### Brief:
Are you able to retype all the records below exactly?

(Stored data)

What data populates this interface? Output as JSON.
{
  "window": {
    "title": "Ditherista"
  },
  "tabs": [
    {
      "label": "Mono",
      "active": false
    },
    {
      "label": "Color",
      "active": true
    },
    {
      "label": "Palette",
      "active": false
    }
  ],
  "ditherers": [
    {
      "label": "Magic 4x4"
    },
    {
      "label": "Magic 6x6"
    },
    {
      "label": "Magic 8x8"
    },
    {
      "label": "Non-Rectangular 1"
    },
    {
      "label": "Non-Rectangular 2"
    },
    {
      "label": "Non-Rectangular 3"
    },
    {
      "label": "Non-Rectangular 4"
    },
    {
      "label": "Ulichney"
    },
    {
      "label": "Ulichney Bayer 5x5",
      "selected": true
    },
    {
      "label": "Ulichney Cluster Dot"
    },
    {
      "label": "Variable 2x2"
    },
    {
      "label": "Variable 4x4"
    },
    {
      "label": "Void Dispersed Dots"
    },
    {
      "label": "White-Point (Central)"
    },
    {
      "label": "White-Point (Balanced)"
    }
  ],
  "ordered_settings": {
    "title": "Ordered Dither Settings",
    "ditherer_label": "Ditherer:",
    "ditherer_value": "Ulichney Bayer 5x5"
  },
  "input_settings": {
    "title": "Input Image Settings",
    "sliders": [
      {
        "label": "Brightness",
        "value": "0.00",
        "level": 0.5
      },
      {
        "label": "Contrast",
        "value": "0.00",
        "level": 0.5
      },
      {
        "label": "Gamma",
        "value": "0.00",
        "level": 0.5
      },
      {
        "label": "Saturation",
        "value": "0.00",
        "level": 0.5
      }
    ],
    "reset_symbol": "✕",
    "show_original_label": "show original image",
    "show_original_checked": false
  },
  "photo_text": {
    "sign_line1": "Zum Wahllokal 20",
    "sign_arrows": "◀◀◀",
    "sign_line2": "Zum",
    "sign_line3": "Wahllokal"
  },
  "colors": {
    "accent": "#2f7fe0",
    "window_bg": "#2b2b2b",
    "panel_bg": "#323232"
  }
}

### Solved exercise:
What data populates this interface? Output as JSON.
{
  "window": {
    "title": "Ditherista"
  },
  "tabs": [
    {
      "label": "Mono",
      "active": false
    },
    {
      "label": "Color",
      "active": true
    },
    {
      "label": "Palette",
      "active": false
    }
  ],
  "ditherers": [
    {
      "label": "Magic 4x4"
    },
    {
      "label": "Magic 6x6"
    },
    {
      "label": "Magic 8x8"
    },
    {
      "label": "Non-Rectangular 1"
    },
    {
      "label": "Non-Rectangular 2"
    },
    {
      "label": "Non-Rectangular 3"
    },
    {
      "label": "Non-Rectangular 4"
    },
    {
      "label": "Ulichney"
    },
    {
      "label": "Ulichney Bayer 5x5",
      "selected": true
    },
    {
      "label": "Ulichney Cluster Dot"
    },
    {
      "label": "Variable 2x2"
    },
    {
      "label": "Variable 4x4"
    },
    {
      "label": "Void Dispersed Dots"
    },
    {
      "label": "White-Point (Central)"
    },
    {
      "label": "White-Point (Balanced)"
    }
  ],
  "ordered_settings": {
    "title": "Ordered Dither Settings",
    "ditherer_label": "Ditherer:",
    "ditherer_value": "Ulichney Bayer 5x5"
  },
  "input_settings": {
    "title": "Input Image Settings",
    "sliders": [
      {
        "label": "Brightness",
        "value": "0.00",
        "level": 0.5
      },
      {
        "label": "Contrast",
        "value": "0.00",
        "level": 0.5
      },
      {
        "label": "Gamma",
        "value": "0.00",
        "level": 0.5
      },
      {
        "label": "Saturation",
        "value": "0.00",
        "level": 0.5
      }
    ],
    "reset_symbol": "✕",
    "show_original_label": "show original image",
    "show_original_checked": false
  },
  "photo_text": {
    "sign_line1": "Zum Wahllokal 20",
    "sign_arrows": "◀◀◀",
    "sign_line2": "Zum",
    "sign_line3": "Wahllokal"
  },
  "colors": {
    "accent": "#2f7fe0",
    "window_bg": "#2b2b2b",
    "panel_bg": "#323232"
  }
}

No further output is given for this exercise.